Each line of the listing that contains the word "cute" is to be copied.

Begin Raw records

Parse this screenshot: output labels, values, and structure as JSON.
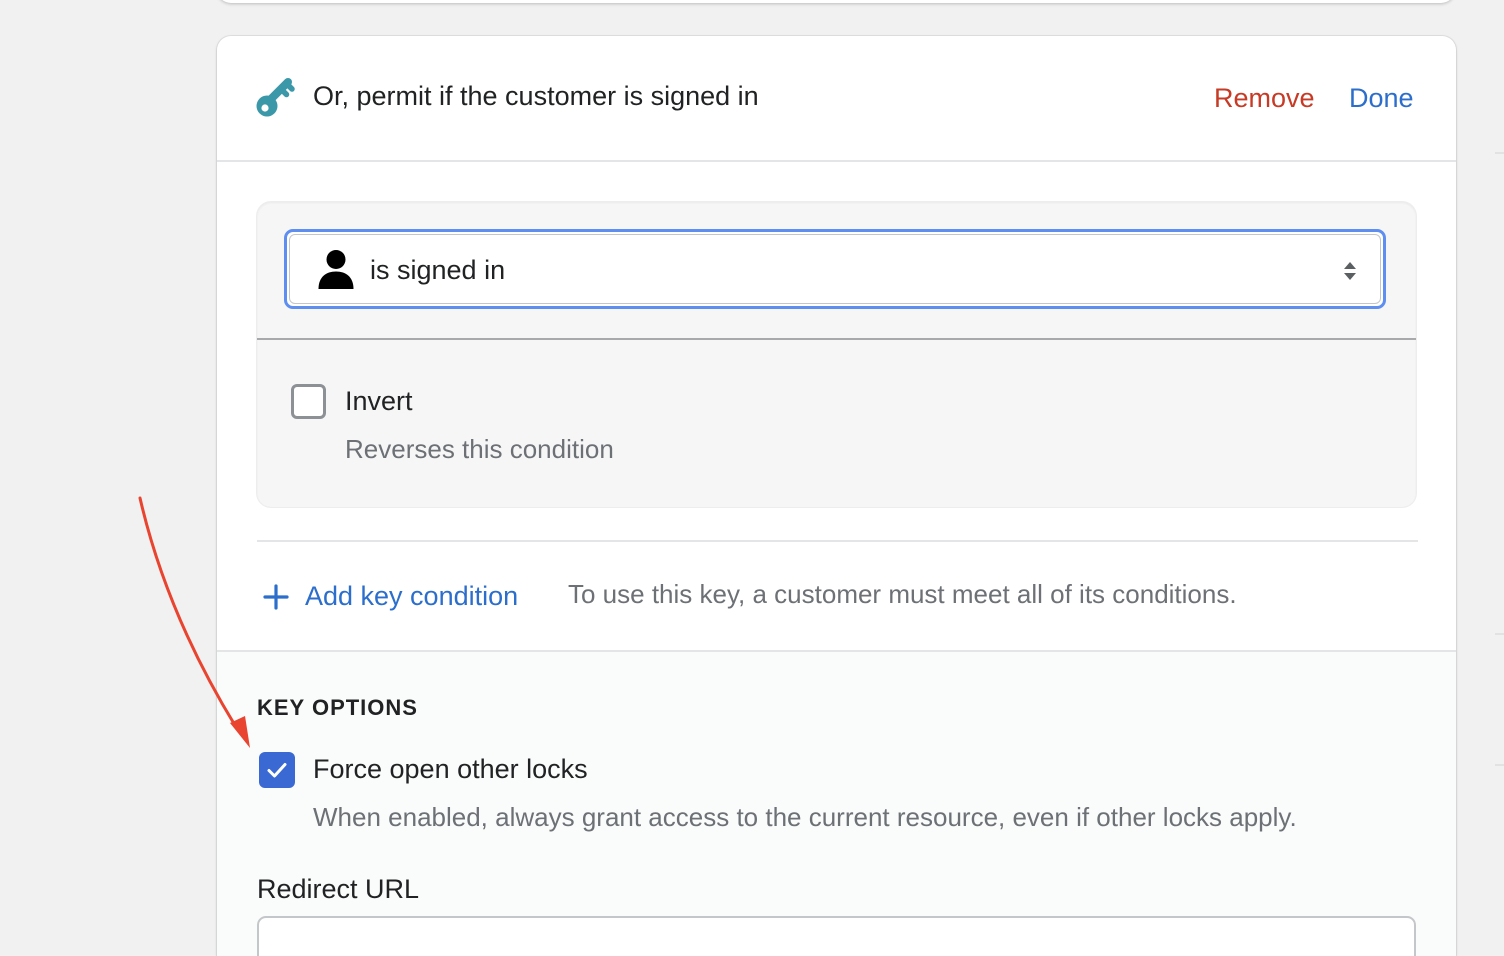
{
  "colors": {
    "accent": "#2c6ecb",
    "destructive": "#c73a25",
    "key_icon": "#3b98a8",
    "checkbox_checked": "#3a69d3",
    "focus_ring": "#5e8ef0",
    "annotation_arrow": "#e8442f"
  },
  "key_card": {
    "icon": "key-icon",
    "title": "Or, permit if the customer is signed in",
    "remove_label": "Remove",
    "done_label": "Done"
  },
  "condition": {
    "select": {
      "icon": "person-icon",
      "value": "is signed in",
      "arrows_icon": "select-arrows-icon"
    },
    "invert": {
      "checked": false,
      "label": "Invert",
      "help": "Reverses this condition"
    }
  },
  "add_condition": {
    "icon": "plus-icon",
    "label": "Add key condition",
    "help": "To use this key, a customer must meet all of its conditions."
  },
  "key_options": {
    "heading": "KEY OPTIONS",
    "force_open": {
      "checked": true,
      "label": "Force open other locks",
      "help": "When enabled, always grant access to the current resource, even if other locks apply."
    },
    "redirect_url": {
      "label": "Redirect URL",
      "value": ""
    }
  },
  "annotation": {
    "icon": "annotation-arrow-icon",
    "points_to": "force-open-checkbox"
  }
}
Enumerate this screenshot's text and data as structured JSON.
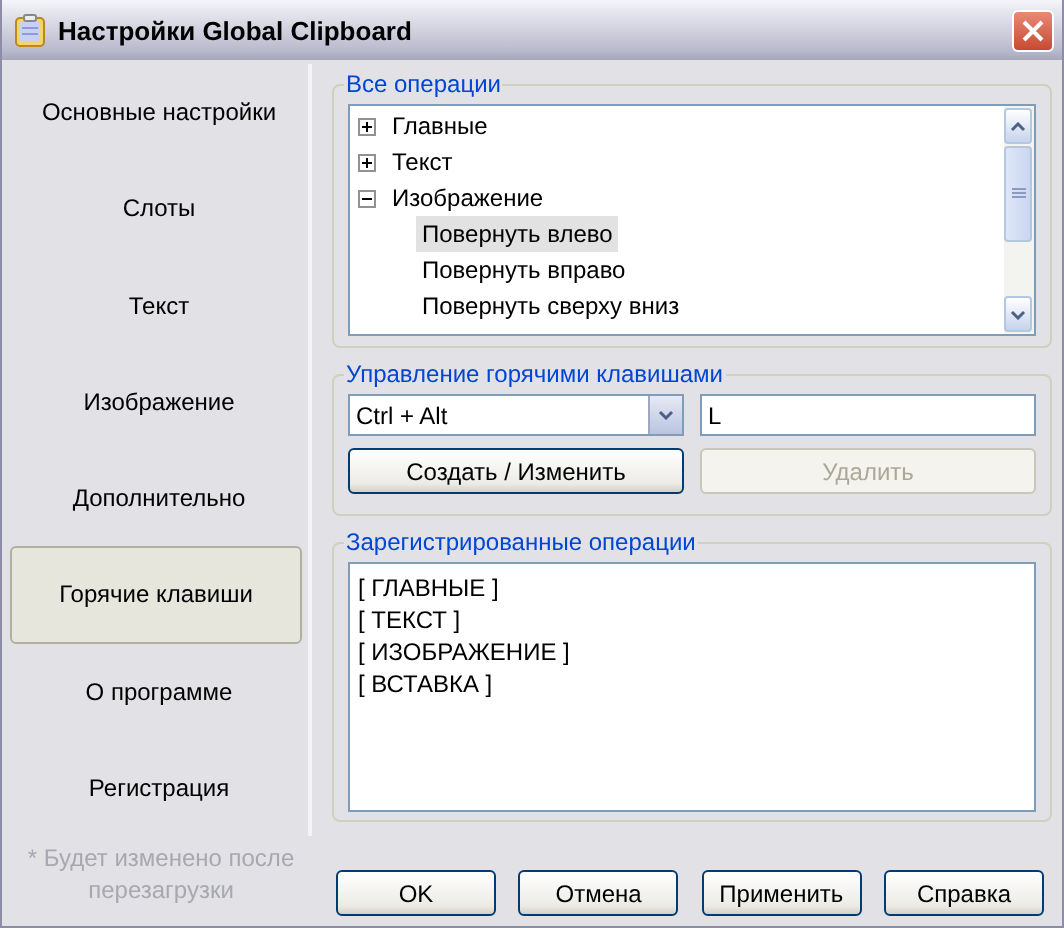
{
  "window": {
    "title": "Настройки Global Clipboard"
  },
  "sidebar": {
    "items": [
      {
        "label": "Основные настройки",
        "selected": false
      },
      {
        "label": "Слоты",
        "selected": false
      },
      {
        "label": "Текст",
        "selected": false
      },
      {
        "label": "Изображение",
        "selected": false
      },
      {
        "label": "Дополнительно",
        "selected": false
      },
      {
        "label": "Горячие клавиши",
        "selected": true
      },
      {
        "label": "О программе",
        "selected": false
      },
      {
        "label": "Регистрация",
        "selected": false
      }
    ],
    "note": "* Будет изменено после перезагрузки"
  },
  "all_operations": {
    "title": "Все операции",
    "tree": [
      {
        "label": "Главные",
        "expanded": false,
        "selected": false
      },
      {
        "label": "Текст",
        "expanded": false,
        "selected": false
      },
      {
        "label": "Изображение",
        "expanded": true,
        "selected": false,
        "children": [
          {
            "label": "Повернуть влево",
            "selected": true
          },
          {
            "label": "Повернуть вправо",
            "selected": false
          },
          {
            "label": "Повернуть сверху вниз",
            "selected": false
          }
        ]
      }
    ]
  },
  "hotkey_management": {
    "title": "Управление горячими клавишами",
    "modifier": "Ctrl + Alt",
    "key": "L",
    "buttons": [
      {
        "label": "Создать / Изменить",
        "disabled": false
      },
      {
        "label": "Удалить",
        "disabled": true
      }
    ]
  },
  "registered_operations": {
    "title": "Зарегистрированные операции",
    "items": [
      "[ ГЛАВНЫЕ ]",
      "[ ТЕКСТ ]",
      "[ ИЗОБРАЖЕНИЕ ]",
      "[ ВСТАВКА ]"
    ]
  },
  "buttons": [
    "OK",
    "Отмена",
    "Применить",
    "Справка"
  ]
}
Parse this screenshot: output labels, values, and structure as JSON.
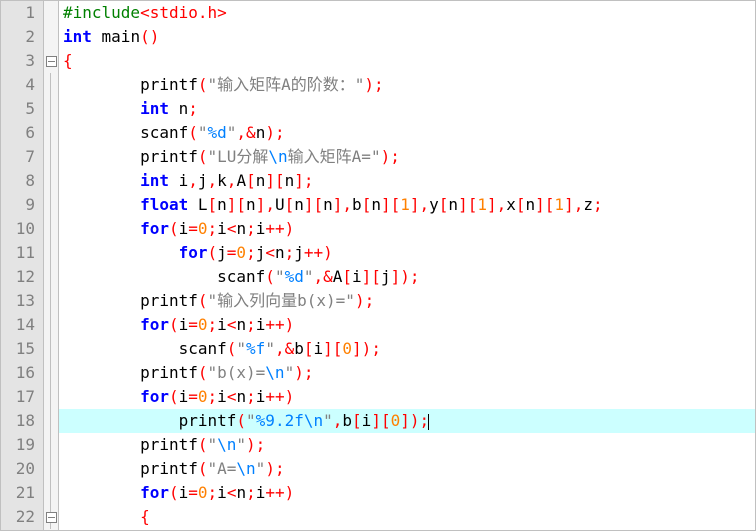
{
  "lines": [
    "1",
    "2",
    "3",
    "4",
    "5",
    "6",
    "7",
    "8",
    "9",
    "10",
    "11",
    "12",
    "13",
    "14",
    "15",
    "16",
    "17",
    "18",
    "19",
    "20",
    "21",
    "22"
  ],
  "c": {
    "l1a": "#include",
    "l1b": "<stdio.h>",
    "l2a": "int",
    "l2b": " main",
    "l2c": "()",
    "l3": "{",
    "l4a": "        printf",
    "l4b": "(",
    "l4c": "\"输入矩阵A的阶数：\"",
    "l4d": ");",
    "l5a": "        ",
    "l5b": "int",
    "l5c": " n",
    "l5d": ";",
    "l6a": "        scanf",
    "l6b": "(",
    "l6c": "\"",
    "l6d": "%d",
    "l6e": "\"",
    "l6f": ",&",
    "l6g": "n",
    "l6h": ");",
    "l7a": "        printf",
    "l7b": "(",
    "l7c": "\"LU分解",
    "l7d": "\\n",
    "l7e": "输入矩阵A=\"",
    "l7f": ");",
    "l8a": "        ",
    "l8b": "int",
    "l8c": " i",
    "l8d": ",",
    "l8e": "j",
    "l8f": ",",
    "l8g": "k",
    "l8h": ",",
    "l8i": "A",
    "l8j": "[",
    "l8k": "n",
    "l8l": "][",
    "l8m": "n",
    "l8n": "];",
    "l9a": "        ",
    "l9b": "float",
    "l9c": " L",
    "l9d": "[",
    "l9e": "n",
    "l9f": "][",
    "l9g": "n",
    "l9h": "],",
    "l9i": "U",
    "l9j": "[",
    "l9k": "n",
    "l9l": "][",
    "l9m": "n",
    "l9n": "],",
    "l9o": "b",
    "l9p": "[",
    "l9q": "n",
    "l9r": "][",
    "l9s": "1",
    "l9t": "],",
    "l9u": "y",
    "l9v": "[",
    "l9w": "n",
    "l9x": "][",
    "l9y": "1",
    "l9z": "],",
    "l9A": "x",
    "l9B": "[",
    "l9C": "n",
    "l9D": "][",
    "l9E": "1",
    "l9F": "],",
    "l9G": "z",
    "l9H": ";",
    "l10a": "        ",
    "l10b": "for",
    "l10c": "(",
    "l10d": "i",
    "l10e": "=",
    "l10f": "0",
    "l10g": ";",
    "l10h": "i",
    "l10i": "<",
    "l10j": "n",
    "l10k": ";",
    "l10l": "i",
    "l10m": "++)",
    "l11a": "            ",
    "l11b": "for",
    "l11c": "(",
    "l11d": "j",
    "l11e": "=",
    "l11f": "0",
    "l11g": ";",
    "l11h": "j",
    "l11i": "<",
    "l11j": "n",
    "l11k": ";",
    "l11l": "j",
    "l11m": "++)",
    "l12a": "                scanf",
    "l12b": "(",
    "l12c": "\"",
    "l12d": "%d",
    "l12e": "\"",
    "l12f": ",&",
    "l12g": "A",
    "l12h": "[",
    "l12i": "i",
    "l12j": "][",
    "l12k": "j",
    "l12l": "]);",
    "l13a": "        printf",
    "l13b": "(",
    "l13c": "\"输入列向量b(x)=\"",
    "l13d": ");",
    "l14a": "        ",
    "l14b": "for",
    "l14c": "(",
    "l14d": "i",
    "l14e": "=",
    "l14f": "0",
    "l14g": ";",
    "l14h": "i",
    "l14i": "<",
    "l14j": "n",
    "l14k": ";",
    "l14l": "i",
    "l14m": "++)",
    "l15a": "            scanf",
    "l15b": "(",
    "l15c": "\"",
    "l15d": "%f",
    "l15e": "\"",
    "l15f": ",&",
    "l15g": "b",
    "l15h": "[",
    "l15i": "i",
    "l15j": "][",
    "l15k": "0",
    "l15l": "]);",
    "l16a": "        printf",
    "l16b": "(",
    "l16c": "\"b(x)=",
    "l16d": "\\n",
    "l16e": "\"",
    "l16f": ");",
    "l17a": "        ",
    "l17b": "for",
    "l17c": "(",
    "l17d": "i",
    "l17e": "=",
    "l17f": "0",
    "l17g": ";",
    "l17h": "i",
    "l17i": "<",
    "l17j": "n",
    "l17k": ";",
    "l17l": "i",
    "l17m": "++)",
    "l18a": "            printf",
    "l18b": "(",
    "l18c": "\"",
    "l18d": "%9.2f\\n",
    "l18e": "\"",
    "l18f": ",",
    "l18g": "b",
    "l18h": "[",
    "l18i": "i",
    "l18j": "][",
    "l18k": "0",
    "l18l": "]);",
    "l19a": "        printf",
    "l19b": "(",
    "l19c": "\"",
    "l19d": "\\n",
    "l19e": "\"",
    "l19f": ");",
    "l20a": "        printf",
    "l20b": "(",
    "l20c": "\"A=",
    "l20d": "\\n",
    "l20e": "\"",
    "l20f": ");",
    "l21a": "        ",
    "l21b": "for",
    "l21c": "(",
    "l21d": "i",
    "l21e": "=",
    "l21f": "0",
    "l21g": ";",
    "l21h": "i",
    "l21i": "<",
    "l21j": "n",
    "l21k": ";",
    "l21l": "i",
    "l21m": "++)",
    "l22": "        {"
  }
}
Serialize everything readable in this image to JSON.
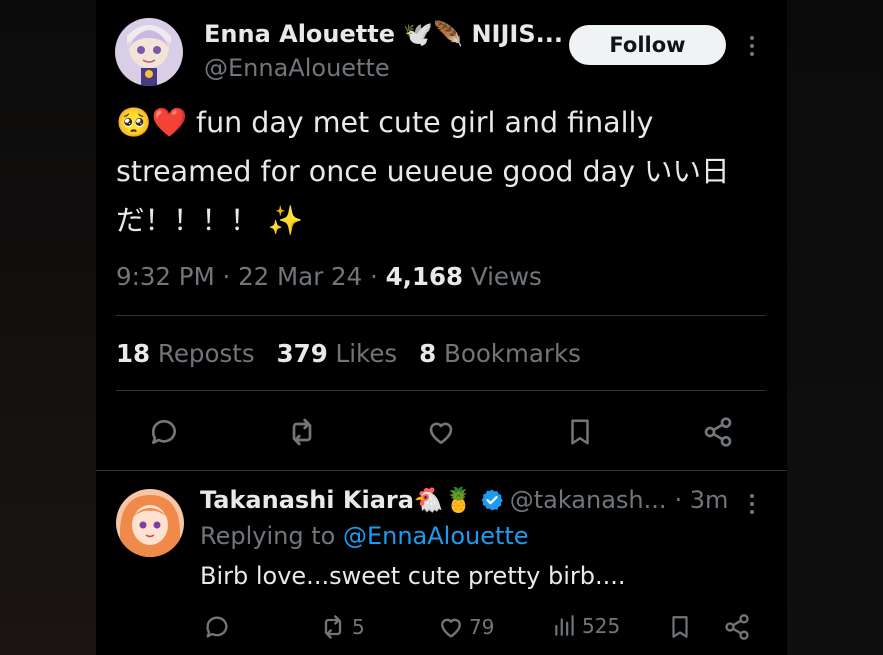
{
  "tweet": {
    "author_name": "Enna Alouette 🕊️🪶 NIJIS...",
    "author_handle": "@EnnaAlouette",
    "follow_label": "Follow",
    "text": "🥺❤️ fun day met cute girl and finally\nstreamed for once ueueue good day いい日\nだ！！！！ ✨",
    "time": "9:32 PM · 22 Mar 24 · ",
    "views_count": "4,168",
    "views_label": " Views",
    "reposts_count": "18",
    "reposts_label": "Reposts",
    "likes_count": "379",
    "likes_label": "Likes",
    "bookmarks_count": "8",
    "bookmarks_label": "Bookmarks"
  },
  "reply": {
    "author_name": "Takanashi Kiara🐔🍍",
    "author_handle": "@takanash...",
    "time": "· 3m",
    "replying_prefix": "Replying to ",
    "replying_handle": "@EnnaAlouette",
    "text": "Birb love...sweet cute pretty birb....",
    "retweets": "5",
    "likes": "79",
    "views": "525"
  },
  "icons": {
    "reply": "comment-icon",
    "retweet": "repost-icon",
    "like": "heart-icon",
    "bookmark": "bookmark-icon",
    "share": "share-icon",
    "more": "more-dots-icon",
    "verified": "verified-badge-icon",
    "views": "analytics-icon"
  },
  "colors": {
    "background": "#000000",
    "text": "#e7e9ea",
    "muted": "#71767b",
    "link": "#1d9bf0",
    "follow_bg": "#eff3f4"
  }
}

End Raw records

- **Exercise response**
    "text": "🥺❤️ fun day met cute girl and finally\nstreamed for once ueueue good day いい日\nだ！！！！ ✨",
    "text": "Birb love...sweet cute pretty birb....",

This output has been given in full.